(Spatial annotation records)
%%

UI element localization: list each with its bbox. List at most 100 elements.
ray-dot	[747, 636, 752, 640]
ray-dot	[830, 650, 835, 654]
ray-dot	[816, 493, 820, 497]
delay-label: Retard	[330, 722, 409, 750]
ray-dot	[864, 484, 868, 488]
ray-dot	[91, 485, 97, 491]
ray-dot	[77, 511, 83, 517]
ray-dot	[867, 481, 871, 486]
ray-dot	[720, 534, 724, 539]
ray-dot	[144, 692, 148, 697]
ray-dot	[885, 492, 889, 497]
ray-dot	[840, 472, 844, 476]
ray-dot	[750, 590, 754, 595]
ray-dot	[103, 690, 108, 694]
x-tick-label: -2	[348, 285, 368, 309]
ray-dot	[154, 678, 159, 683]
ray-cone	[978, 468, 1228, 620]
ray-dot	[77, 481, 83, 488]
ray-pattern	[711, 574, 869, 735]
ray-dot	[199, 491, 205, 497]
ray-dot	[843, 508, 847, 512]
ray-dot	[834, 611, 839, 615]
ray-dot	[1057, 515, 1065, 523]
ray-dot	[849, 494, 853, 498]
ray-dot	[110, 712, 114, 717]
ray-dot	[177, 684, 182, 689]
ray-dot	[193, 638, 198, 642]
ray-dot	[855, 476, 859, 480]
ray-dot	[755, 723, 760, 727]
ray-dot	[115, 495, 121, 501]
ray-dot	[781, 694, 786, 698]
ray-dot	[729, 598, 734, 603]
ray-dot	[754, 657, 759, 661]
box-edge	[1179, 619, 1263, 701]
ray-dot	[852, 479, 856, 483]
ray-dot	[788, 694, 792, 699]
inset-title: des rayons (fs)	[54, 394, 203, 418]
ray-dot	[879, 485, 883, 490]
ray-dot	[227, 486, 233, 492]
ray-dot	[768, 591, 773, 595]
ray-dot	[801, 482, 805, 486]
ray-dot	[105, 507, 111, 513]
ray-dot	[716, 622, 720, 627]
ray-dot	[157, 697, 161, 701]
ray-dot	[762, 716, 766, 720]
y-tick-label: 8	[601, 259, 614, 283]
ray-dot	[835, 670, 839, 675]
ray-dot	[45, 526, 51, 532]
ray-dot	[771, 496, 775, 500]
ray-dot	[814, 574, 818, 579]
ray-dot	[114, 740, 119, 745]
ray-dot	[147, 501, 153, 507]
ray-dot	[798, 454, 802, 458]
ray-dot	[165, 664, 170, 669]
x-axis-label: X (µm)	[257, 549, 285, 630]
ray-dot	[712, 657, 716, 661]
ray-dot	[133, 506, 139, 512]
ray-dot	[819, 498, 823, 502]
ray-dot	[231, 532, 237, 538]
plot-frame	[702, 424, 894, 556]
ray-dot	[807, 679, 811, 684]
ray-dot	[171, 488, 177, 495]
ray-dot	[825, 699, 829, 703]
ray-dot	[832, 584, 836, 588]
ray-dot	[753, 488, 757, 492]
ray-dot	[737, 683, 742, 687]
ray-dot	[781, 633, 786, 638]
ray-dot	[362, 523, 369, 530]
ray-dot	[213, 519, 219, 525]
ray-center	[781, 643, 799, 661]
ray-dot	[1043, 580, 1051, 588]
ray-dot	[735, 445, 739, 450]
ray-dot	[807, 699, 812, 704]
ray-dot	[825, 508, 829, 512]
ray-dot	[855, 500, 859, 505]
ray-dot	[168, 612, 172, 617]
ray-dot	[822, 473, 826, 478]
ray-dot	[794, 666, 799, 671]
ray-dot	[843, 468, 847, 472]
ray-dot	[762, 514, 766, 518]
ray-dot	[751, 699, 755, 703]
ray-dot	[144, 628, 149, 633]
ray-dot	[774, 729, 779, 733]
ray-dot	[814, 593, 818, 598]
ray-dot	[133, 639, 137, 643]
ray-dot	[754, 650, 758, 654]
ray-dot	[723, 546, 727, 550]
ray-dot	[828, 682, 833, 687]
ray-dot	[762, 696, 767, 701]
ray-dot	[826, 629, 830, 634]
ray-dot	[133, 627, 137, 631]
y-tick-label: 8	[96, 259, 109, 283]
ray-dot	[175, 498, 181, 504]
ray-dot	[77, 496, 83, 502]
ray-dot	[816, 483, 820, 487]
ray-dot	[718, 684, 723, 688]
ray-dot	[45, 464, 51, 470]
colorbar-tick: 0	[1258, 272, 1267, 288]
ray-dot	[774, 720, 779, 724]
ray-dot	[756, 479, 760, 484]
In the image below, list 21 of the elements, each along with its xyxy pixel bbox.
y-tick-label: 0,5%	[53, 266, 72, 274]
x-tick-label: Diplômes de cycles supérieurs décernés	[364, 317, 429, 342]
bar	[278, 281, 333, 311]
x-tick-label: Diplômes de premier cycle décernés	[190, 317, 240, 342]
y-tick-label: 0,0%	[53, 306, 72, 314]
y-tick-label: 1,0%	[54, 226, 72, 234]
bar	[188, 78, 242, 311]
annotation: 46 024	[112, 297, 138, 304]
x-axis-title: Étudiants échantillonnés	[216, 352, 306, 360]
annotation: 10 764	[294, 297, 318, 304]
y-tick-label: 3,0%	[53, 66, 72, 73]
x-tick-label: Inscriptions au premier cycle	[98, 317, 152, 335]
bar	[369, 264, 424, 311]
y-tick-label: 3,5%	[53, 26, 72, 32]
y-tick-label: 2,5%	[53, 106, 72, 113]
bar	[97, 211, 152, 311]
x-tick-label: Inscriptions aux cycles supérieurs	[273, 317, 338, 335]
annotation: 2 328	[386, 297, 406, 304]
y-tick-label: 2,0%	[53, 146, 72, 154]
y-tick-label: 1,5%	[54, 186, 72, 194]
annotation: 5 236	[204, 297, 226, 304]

%%

_REQUIREMENTS:_
Please reproduce the listing above line for line, leaving every character unchanged.

_SOLUTION FOR THIS TASK:_
UI element localization: list each with its bbox. List at most 100 elements.
ray-dot	[747, 636, 752, 640]
ray-dot	[830, 650, 835, 654]
ray-dot	[816, 493, 820, 497]
delay-label: Retard	[330, 722, 409, 750]
ray-dot	[864, 484, 868, 488]
ray-dot	[91, 485, 97, 491]
ray-dot	[77, 511, 83, 517]
ray-dot	[867, 481, 871, 486]
ray-dot	[720, 534, 724, 539]
ray-dot	[144, 692, 148, 697]
ray-dot	[885, 492, 889, 497]
ray-dot	[840, 472, 844, 476]
ray-dot	[750, 590, 754, 595]
ray-dot	[103, 690, 108, 694]
x-tick-label: -2	[348, 285, 368, 309]
ray-dot	[154, 678, 159, 683]
ray-cone	[978, 468, 1228, 620]
ray-dot	[77, 481, 83, 488]
ray-pattern	[711, 574, 869, 735]
ray-dot	[199, 491, 205, 497]
ray-dot	[843, 508, 847, 512]
ray-dot	[834, 611, 839, 615]
ray-dot	[1057, 515, 1065, 523]
ray-dot	[849, 494, 853, 498]
ray-dot	[110, 712, 114, 717]
ray-dot	[177, 684, 182, 689]
ray-dot	[193, 638, 198, 642]
ray-dot	[855, 476, 859, 480]
ray-dot	[755, 723, 760, 727]
ray-dot	[115, 495, 121, 501]
ray-dot	[781, 694, 786, 698]
ray-dot	[729, 598, 734, 603]
ray-dot	[754, 657, 759, 661]
box-edge	[1179, 619, 1263, 701]
ray-dot	[852, 479, 856, 483]
ray-dot	[788, 694, 792, 699]
inset-title: des rayons (fs)	[54, 394, 203, 418]
ray-dot	[879, 485, 883, 490]
ray-dot	[227, 486, 233, 492]
ray-dot	[768, 591, 773, 595]
ray-dot	[801, 482, 805, 486]
ray-dot	[105, 507, 111, 513]
ray-dot	[716, 622, 720, 627]
ray-dot	[157, 697, 161, 701]
ray-dot	[762, 716, 766, 720]
y-tick-label: 8	[601, 259, 614, 283]
ray-dot	[835, 670, 839, 675]
ray-dot	[45, 526, 51, 532]
ray-dot	[771, 496, 775, 500]
ray-dot	[814, 574, 818, 579]
ray-dot	[114, 740, 119, 745]
ray-dot	[147, 501, 153, 507]
ray-dot	[798, 454, 802, 458]
ray-dot	[165, 664, 170, 669]
x-axis-label: X (µm)	[257, 549, 285, 630]
ray-dot	[712, 657, 716, 661]
ray-dot	[133, 506, 139, 512]
ray-dot	[819, 498, 823, 502]
ray-dot	[231, 532, 237, 538]
plot-frame	[702, 424, 894, 556]
ray-dot	[807, 679, 811, 684]
ray-dot	[171, 488, 177, 495]
ray-dot	[825, 699, 829, 703]
ray-dot	[832, 584, 836, 588]
ray-dot	[753, 488, 757, 492]
ray-dot	[737, 683, 742, 687]
ray-dot	[781, 633, 786, 638]
ray-dot	[362, 523, 369, 530]
ray-dot	[213, 519, 219, 525]
ray-center	[781, 643, 799, 661]
ray-dot	[1043, 580, 1051, 588]
ray-dot	[735, 445, 739, 450]
ray-dot	[807, 699, 812, 704]
ray-dot	[825, 508, 829, 512]
ray-dot	[855, 500, 859, 505]
ray-dot	[168, 612, 172, 617]
ray-dot	[822, 473, 826, 478]
ray-dot	[794, 666, 799, 671]
ray-dot	[843, 468, 847, 472]
ray-dot	[762, 514, 766, 518]
ray-dot	[751, 699, 755, 703]
ray-dot	[144, 628, 149, 633]
ray-dot	[774, 729, 779, 733]
ray-dot	[814, 593, 818, 598]
ray-dot	[133, 639, 137, 643]
ray-dot	[754, 650, 758, 654]
ray-dot	[723, 546, 727, 550]
ray-dot	[828, 682, 833, 687]
ray-dot	[762, 696, 767, 701]
ray-dot	[826, 629, 830, 634]
ray-dot	[133, 627, 137, 631]
y-tick-label: 8	[96, 259, 109, 283]
ray-dot	[175, 498, 181, 504]
ray-dot	[77, 496, 83, 502]
ray-dot	[816, 483, 820, 487]
ray-dot	[718, 684, 723, 688]
ray-dot	[45, 464, 51, 470]
colorbar-tick: 0	[1258, 272, 1267, 288]
ray-dot	[774, 720, 779, 724]
ray-dot	[756, 479, 760, 484]
In the image below, list 21 of the elements, each along with its xyxy pixel bbox.
y-tick-label: 0,5%	[53, 266, 72, 274]
x-tick-label: Diplômes de cycles supérieurs décernés	[364, 317, 429, 342]
bar	[278, 281, 333, 311]
x-tick-label: Diplômes de premier cycle décernés	[190, 317, 240, 342]
y-tick-label: 0,0%	[53, 306, 72, 314]
y-tick-label: 1,0%	[54, 226, 72, 234]
bar	[188, 78, 242, 311]
annotation: 46 024	[112, 297, 138, 304]
x-axis-title: Étudiants échantillonnés	[216, 352, 306, 360]
annotation: 10 764	[294, 297, 318, 304]
y-tick-label: 3,0%	[53, 66, 72, 73]
x-tick-label: Inscriptions au premier cycle	[98, 317, 152, 335]
bar	[369, 264, 424, 311]
y-tick-label: 3,5%	[53, 26, 72, 32]
y-tick-label: 2,5%	[53, 106, 72, 113]
bar	[97, 211, 152, 311]
x-tick-label: Inscriptions aux cycles supérieurs	[273, 317, 338, 335]
annotation: 2 328	[386, 297, 406, 304]
y-tick-label: 2,0%	[53, 146, 72, 154]
y-tick-label: 1,5%	[54, 186, 72, 194]
annotation: 5 236	[204, 297, 226, 304]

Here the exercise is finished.